- Task statement:
Extract the listing in its entirety, keeping each line identical to the original.

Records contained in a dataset
** BEGIN **

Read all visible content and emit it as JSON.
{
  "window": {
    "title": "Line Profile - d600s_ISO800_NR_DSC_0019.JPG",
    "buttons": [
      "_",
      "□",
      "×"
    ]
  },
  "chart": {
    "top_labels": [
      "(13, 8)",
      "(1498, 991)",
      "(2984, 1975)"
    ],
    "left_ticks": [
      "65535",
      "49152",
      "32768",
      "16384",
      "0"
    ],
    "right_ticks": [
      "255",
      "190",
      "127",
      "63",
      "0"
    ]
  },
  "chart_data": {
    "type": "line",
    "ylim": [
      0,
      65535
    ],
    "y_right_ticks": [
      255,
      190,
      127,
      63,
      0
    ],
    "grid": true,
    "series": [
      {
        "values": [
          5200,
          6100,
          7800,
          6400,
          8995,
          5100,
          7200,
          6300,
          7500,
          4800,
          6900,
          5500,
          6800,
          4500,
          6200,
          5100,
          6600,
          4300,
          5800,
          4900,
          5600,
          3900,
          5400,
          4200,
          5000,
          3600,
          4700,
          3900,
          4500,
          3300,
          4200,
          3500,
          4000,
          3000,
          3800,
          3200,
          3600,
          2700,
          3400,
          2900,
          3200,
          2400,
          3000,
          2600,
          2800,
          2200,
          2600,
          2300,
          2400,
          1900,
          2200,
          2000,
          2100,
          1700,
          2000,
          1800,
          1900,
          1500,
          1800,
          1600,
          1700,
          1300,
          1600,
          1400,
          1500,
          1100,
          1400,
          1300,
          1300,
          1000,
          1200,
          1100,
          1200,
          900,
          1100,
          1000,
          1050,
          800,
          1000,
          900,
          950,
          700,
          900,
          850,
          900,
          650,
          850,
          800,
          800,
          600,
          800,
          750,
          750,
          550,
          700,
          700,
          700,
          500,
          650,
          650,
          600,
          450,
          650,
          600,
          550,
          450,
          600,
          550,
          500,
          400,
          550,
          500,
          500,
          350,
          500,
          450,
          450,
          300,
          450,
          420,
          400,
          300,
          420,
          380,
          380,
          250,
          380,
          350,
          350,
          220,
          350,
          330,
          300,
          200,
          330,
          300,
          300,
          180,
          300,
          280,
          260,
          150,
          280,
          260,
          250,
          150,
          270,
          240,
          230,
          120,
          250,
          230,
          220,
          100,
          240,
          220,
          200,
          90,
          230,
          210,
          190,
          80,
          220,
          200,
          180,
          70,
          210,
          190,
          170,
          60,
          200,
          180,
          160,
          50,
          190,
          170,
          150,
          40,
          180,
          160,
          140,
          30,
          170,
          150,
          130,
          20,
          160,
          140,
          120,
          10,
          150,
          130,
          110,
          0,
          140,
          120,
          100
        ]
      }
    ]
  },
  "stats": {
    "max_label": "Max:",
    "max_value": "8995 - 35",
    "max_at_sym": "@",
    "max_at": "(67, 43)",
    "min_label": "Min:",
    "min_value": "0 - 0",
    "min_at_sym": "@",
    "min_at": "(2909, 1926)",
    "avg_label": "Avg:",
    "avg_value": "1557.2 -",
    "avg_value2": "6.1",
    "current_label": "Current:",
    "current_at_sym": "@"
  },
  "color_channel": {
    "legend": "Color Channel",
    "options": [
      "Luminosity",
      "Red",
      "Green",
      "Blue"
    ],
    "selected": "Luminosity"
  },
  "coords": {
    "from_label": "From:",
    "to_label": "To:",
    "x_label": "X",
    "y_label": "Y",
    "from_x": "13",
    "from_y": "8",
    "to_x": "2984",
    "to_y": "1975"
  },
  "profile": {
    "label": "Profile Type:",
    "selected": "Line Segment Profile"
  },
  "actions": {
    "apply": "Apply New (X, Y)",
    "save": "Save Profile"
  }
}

** END **

- Expected answer:
Read all visible content and emit it as JSON.
{
  "window": {
    "title": "Line Profile - d600s_ISO800_NR_DSC_0019.JPG",
    "buttons": [
      "_",
      "□",
      "×"
    ]
  },
  "chart": {
    "top_labels": [
      "(13, 8)",
      "(1498, 991)",
      "(2984, 1975)"
    ],
    "left_ticks": [
      "65535",
      "49152",
      "32768",
      "16384",
      "0"
    ],
    "right_ticks": [
      "255",
      "190",
      "127",
      "63",
      "0"
    ]
  },
  "chart_data": {
    "type": "line",
    "ylim": [
      0,
      65535
    ],
    "y_right_ticks": [
      255,
      190,
      127,
      63,
      0
    ],
    "grid": true,
    "series": [
      {
        "values": [
          5200,
          6100,
          7800,
          6400,
          8995,
          5100,
          7200,
          6300,
          7500,
          4800,
          6900,
          5500,
          6800,
          4500,
          6200,
          5100,
          6600,
          4300,
          5800,
          4900,
          5600,
          3900,
          5400,
          4200,
          5000,
          3600,
          4700,
          3900,
          4500,
          3300,
          4200,
          3500,
          4000,
          3000,
          3800,
          3200,
          3600,
          2700,
          3400,
          2900,
          3200,
          2400,
          3000,
          2600,
          2800,
          2200,
          2600,
          2300,
          2400,
          1900,
          2200,
          2000,
          2100,
          1700,
          2000,
          1800,
          1900,
          1500,
          1800,
          1600,
          1700,
          1300,
          1600,
          1400,
          1500,
          1100,
          1400,
          1300,
          1300,
          1000,
          1200,
          1100,
          1200,
          900,
          1100,
          1000,
          1050,
          800,
          1000,
          900,
          950,
          700,
          900,
          850,
          900,
          650,
          850,
          800,
          800,
          600,
          800,
          750,
          750,
          550,
          700,
          700,
          700,
          500,
          650,
          650,
          600,
          450,
          650,
          600,
          550,
          450,
          600,
          550,
          500,
          400,
          550,
          500,
          500,
          350,
          500,
          450,
          450,
          300,
          450,
          420,
          400,
          300,
          420,
          380,
          380,
          250,
          380,
          350,
          350,
          220,
          350,
          330,
          300,
          200,
          330,
          300,
          300,
          180,
          300,
          280,
          260,
          150,
          280,
          260,
          250,
          150,
          270,
          240,
          230,
          120,
          250,
          230,
          220,
          100,
          240,
          220,
          200,
          90,
          230,
          210,
          190,
          80,
          220,
          200,
          180,
          70,
          210,
          190,
          170,
          60,
          200,
          180,
          160,
          50,
          190,
          170,
          150,
          40,
          180,
          160,
          140,
          30,
          170,
          150,
          130,
          20,
          160,
          140,
          120,
          10,
          150,
          130,
          110,
          0,
          140,
          120,
          100
        ]
      }
    ]
  },
  "stats": {
    "max_label": "Max:",
    "max_value": "8995 - 35",
    "max_at_sym": "@",
    "max_at": "(67, 43)",
    "min_label": "Min:",
    "min_value": "0 - 0",
    "min_at_sym": "@",
    "min_at": "(2909, 1926)",
    "avg_label": "Avg:",
    "avg_value": "1557.2 -",
    "avg_value2": "6.1",
    "current_label": "Current:",
    "current_at_sym": "@"
  },
  "color_channel": {
    "legend": "Color Channel",
    "options": [
      "Luminosity",
      "Red",
      "Green",
      "Blue"
    ],
    "selected": "Luminosity"
  },
  "coords": {
    "from_label": "From:",
    "to_label": "To:",
    "x_label": "X",
    "y_label": "Y",
    "from_x": "13",
    "from_y": "8",
    "to_x": "2984",
    "to_y": "1975"
  },
  "profile": {
    "label": "Profile Type:",
    "selected": "Line Segment Profile"
  },
  "actions": {
    "apply": "Apply New (X, Y)",
    "save": "Save Profile"
  }
}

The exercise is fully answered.